BEGIN

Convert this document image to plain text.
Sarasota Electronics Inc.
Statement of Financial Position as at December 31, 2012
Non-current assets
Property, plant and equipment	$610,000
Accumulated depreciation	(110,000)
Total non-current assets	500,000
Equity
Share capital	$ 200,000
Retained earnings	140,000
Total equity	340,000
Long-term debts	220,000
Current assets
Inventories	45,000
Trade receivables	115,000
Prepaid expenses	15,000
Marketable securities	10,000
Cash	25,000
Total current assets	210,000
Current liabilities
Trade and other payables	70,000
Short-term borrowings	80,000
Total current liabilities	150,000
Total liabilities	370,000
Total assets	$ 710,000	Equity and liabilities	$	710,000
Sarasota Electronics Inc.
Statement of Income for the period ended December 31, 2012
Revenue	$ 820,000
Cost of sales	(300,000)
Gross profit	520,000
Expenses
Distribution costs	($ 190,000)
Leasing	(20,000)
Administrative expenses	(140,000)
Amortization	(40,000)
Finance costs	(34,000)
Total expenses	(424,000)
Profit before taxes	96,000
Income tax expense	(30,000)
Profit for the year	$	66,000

END

**Written task:** All of the records must be retyped exactly as they are.

**Output for this exercise:**
Convert this document image to plain text.
Sarasota Electronics Inc.
Statement of Financial Position as at December 31, 2012
Non-current assets
Property, plant and equipment	$610,000
Accumulated depreciation	(110,000)
Total non-current assets	500,000
Equity
Share capital	$ 200,000
Retained earnings	140,000
Total equity	340,000
Long-term debts	220,000
Current assets
Inventories	45,000
Trade receivables	115,000
Prepaid expenses	15,000
Marketable securities	10,000
Cash	25,000
Total current assets	210,000
Current liabilities
Trade and other payables	70,000
Short-term borrowings	80,000
Total current liabilities	150,000
Total liabilities	370,000
Total assets	$ 710,000	Equity and liabilities	$	710,000
Sarasota Electronics Inc.
Statement of Income for the period ended December 31, 2012
Revenue	$ 820,000
Cost of sales	(300,000)
Gross profit	520,000
Expenses
Distribution costs	($ 190,000)
Leasing	(20,000)
Administrative expenses	(140,000)
Amortization	(40,000)
Finance costs	(34,000)
Total expenses	(424,000)
Profit before taxes	96,000
Income tax expense	(30,000)
Profit for the year	$	66,000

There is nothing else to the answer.